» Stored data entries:
******************************

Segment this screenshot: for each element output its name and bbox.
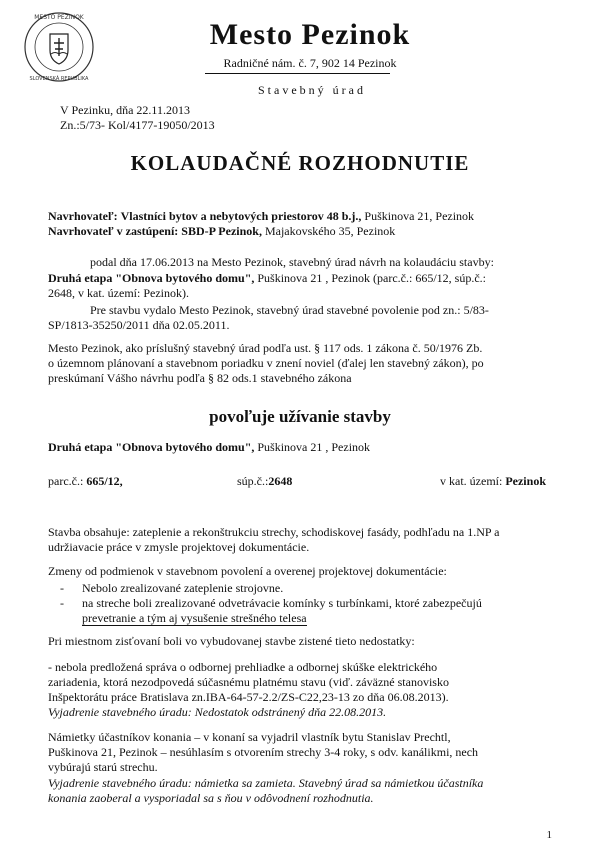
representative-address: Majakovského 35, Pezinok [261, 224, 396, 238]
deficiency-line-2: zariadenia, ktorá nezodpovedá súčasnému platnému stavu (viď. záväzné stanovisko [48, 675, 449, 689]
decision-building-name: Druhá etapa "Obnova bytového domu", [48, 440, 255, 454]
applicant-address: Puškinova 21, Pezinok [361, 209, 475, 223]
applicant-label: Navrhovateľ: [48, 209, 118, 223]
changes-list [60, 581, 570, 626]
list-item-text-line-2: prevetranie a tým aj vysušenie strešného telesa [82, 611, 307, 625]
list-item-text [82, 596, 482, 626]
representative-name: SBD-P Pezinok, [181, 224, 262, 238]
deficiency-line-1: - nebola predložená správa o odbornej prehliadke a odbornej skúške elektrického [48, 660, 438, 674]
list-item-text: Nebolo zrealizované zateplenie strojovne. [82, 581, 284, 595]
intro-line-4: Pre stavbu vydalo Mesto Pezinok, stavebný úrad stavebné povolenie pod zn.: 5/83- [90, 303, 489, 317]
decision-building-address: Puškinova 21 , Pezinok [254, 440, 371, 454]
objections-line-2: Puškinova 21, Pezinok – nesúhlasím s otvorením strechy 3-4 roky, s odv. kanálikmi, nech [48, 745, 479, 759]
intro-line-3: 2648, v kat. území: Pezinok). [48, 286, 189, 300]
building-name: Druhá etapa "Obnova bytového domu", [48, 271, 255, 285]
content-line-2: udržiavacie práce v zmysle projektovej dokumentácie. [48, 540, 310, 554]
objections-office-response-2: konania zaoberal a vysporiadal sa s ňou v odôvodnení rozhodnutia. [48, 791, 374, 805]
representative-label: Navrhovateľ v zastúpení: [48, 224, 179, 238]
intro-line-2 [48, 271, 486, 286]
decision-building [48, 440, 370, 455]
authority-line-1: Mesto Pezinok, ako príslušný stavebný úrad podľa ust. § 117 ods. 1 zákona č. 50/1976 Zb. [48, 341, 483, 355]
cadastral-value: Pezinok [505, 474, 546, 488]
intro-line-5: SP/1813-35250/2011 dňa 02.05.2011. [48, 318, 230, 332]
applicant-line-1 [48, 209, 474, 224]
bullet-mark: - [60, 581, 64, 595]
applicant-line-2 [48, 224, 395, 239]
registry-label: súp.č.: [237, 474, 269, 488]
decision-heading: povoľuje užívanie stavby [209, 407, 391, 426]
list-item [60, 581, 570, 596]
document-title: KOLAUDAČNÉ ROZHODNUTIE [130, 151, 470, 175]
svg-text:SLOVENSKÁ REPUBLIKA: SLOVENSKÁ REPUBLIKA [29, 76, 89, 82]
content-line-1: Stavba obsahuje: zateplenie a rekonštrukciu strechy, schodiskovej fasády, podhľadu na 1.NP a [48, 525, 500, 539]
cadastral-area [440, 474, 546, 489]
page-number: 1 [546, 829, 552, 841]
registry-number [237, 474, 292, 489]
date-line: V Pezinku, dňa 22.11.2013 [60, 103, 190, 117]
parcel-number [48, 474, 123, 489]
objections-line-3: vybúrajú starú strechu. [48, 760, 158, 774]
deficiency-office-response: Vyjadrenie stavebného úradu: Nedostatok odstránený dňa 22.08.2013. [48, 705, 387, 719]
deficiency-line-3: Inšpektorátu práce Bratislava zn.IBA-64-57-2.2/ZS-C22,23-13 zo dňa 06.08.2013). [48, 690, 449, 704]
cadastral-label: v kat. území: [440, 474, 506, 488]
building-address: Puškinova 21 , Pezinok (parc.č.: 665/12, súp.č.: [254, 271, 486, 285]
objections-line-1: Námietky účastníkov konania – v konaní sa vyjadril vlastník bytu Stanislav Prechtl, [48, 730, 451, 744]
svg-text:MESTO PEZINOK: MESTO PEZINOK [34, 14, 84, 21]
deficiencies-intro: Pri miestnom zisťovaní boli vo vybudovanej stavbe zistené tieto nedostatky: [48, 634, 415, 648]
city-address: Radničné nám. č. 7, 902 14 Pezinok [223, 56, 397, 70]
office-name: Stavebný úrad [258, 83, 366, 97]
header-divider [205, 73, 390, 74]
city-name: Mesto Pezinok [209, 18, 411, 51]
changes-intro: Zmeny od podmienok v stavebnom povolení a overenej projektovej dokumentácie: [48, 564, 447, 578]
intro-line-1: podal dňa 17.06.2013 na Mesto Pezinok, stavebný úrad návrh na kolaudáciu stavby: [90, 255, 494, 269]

******************************

» WHAT YOU WILL DO:
Repeat every row above with each "Puškinova" swapped for "Hviezdoslavova" and everything else unchanged, leaving the pictures out.

» RIGHT ANSWER:
Segment this screenshot: for each element output its name and bbox.
representative-address: Majakovského 35, Pezinok [261, 224, 396, 238]
deficiency-line-2: zariadenia, ktorá nezodpovedá súčasnému platnému stavu (viď. záväzné stanovisko [48, 675, 449, 689]
decision-building-name: Druhá etapa "Obnova bytového domu", [48, 440, 255, 454]
applicant-address: Hviezdoslavova 21, Pezinok [361, 209, 475, 223]
applicant-label: Navrhovateľ: [48, 209, 118, 223]
changes-list [60, 581, 570, 626]
list-item-text-line-2: prevetranie a tým aj vysušenie strešného telesa [82, 611, 307, 625]
list-item-text [82, 596, 482, 626]
representative-name: SBD-P Pezinok, [181, 224, 262, 238]
deficiency-line-1: - nebola predložená správa o odbornej prehliadke a odbornej skúške elektrického [48, 660, 438, 674]
list-item-text: Nebolo zrealizované zateplenie strojovne. [82, 581, 284, 595]
intro-line-4: Pre stavbu vydalo Mesto Pezinok, stavebný úrad stavebné povolenie pod zn.: 5/83- [90, 303, 489, 317]
decision-building-address: Hviezdoslavova 21 , Pezinok [254, 440, 371, 454]
objections-line-2: Hviezdoslavova 21, Pezinok – nesúhlasím s otvorením strechy 3-4 roky, s odv. kanálikmi, nech [48, 745, 479, 759]
intro-line-3: 2648, v kat. území: Pezinok). [48, 286, 189, 300]
building-name: Druhá etapa "Obnova bytového domu", [48, 271, 255, 285]
content-line-2: udržiavacie práce v zmysle projektovej dokumentácie. [48, 540, 310, 554]
objections-office-response-2: konania zaoberal a vysporiadal sa s ňou v odôvodnení rozhodnutia. [48, 791, 374, 805]
representative-label: Navrhovateľ v zastúpení: [48, 224, 179, 238]
intro-line-2 [48, 271, 486, 286]
decision-building [48, 440, 370, 455]
authority-line-1: Mesto Pezinok, ako príslušný stavebný úrad podľa ust. § 117 ods. 1 zákona č. 50/1976 Zb. [48, 341, 483, 355]
cadastral-value: Pezinok [505, 474, 546, 488]
intro-line-5: SP/1813-35250/2011 dňa 02.05.2011. [48, 318, 230, 332]
applicant-line-1 [48, 209, 474, 224]
bullet-mark: - [60, 581, 64, 595]
applicant-line-2 [48, 224, 395, 239]
registry-label: súp.č.: [237, 474, 269, 488]
decision-heading: povoľuje užívanie stavby [209, 407, 391, 426]
list-item [60, 581, 570, 596]
document-title: KOLAUDAČNÉ ROZHODNUTIE [130, 151, 470, 175]
svg-text:SLOVENSKÁ REPUBLIKA: SLOVENSKÁ REPUBLIKA [29, 76, 89, 82]
content-line-1: Stavba obsahuje: zateplenie a rekonštrukciu strechy, schodiskovej fasády, podhľadu na 1.NP a [48, 525, 500, 539]
cadastral-area [440, 474, 546, 489]
page-number: 1 [546, 829, 552, 841]
registry-number [237, 474, 292, 489]
date-line: V Pezinku, dňa 22.11.2013 [60, 103, 190, 117]
parcel-number [48, 474, 123, 489]
objections-line-3: vybúrajú starú strechu. [48, 760, 158, 774]
deficiency-office-response: Vyjadrenie stavebného úradu: Nedostatok odstránený dňa 22.08.2013. [48, 705, 387, 719]
deficiency-line-3: Inšpektorátu práce Bratislava zn.IBA-64-57-2.2/ZS-C22,23-13 zo dňa 06.08.2013). [48, 690, 449, 704]
cadastral-label: v kat. území: [440, 474, 506, 488]
building-address: Hviezdoslavova 21 , Pezinok (parc.č.: 665/12, súp.č.: [254, 271, 486, 285]
objections-line-1: Námietky účastníkov konania – v konaní sa vyjadril vlastník bytu Stanislav Prechtl, [48, 730, 451, 744]
svg-text:MESTO PEZINOK: MESTO PEZINOK [34, 14, 84, 21]
deficiencies-intro: Pri miestnom zisťovaní boli vo vybudovanej stavbe zistené tieto nedostatky: [48, 634, 415, 648]
city-address: Radničné nám. č. 7, 902 14 Pezinok [223, 56, 397, 70]
office-name: Stavebný úrad [258, 83, 366, 97]
header-divider [205, 73, 390, 74]
city-name: Mesto Pezinok [209, 18, 411, 51]
changes-intro: Zmeny od podmienok v stavebnom povolení a overenej projektovej dokumentácie: [48, 564, 447, 578]
intro-line-1: podal dňa 17.06.2013 na Mesto Pezinok, stavebný úrad návrh na kolaudáciu stavby: [90, 255, 494, 269]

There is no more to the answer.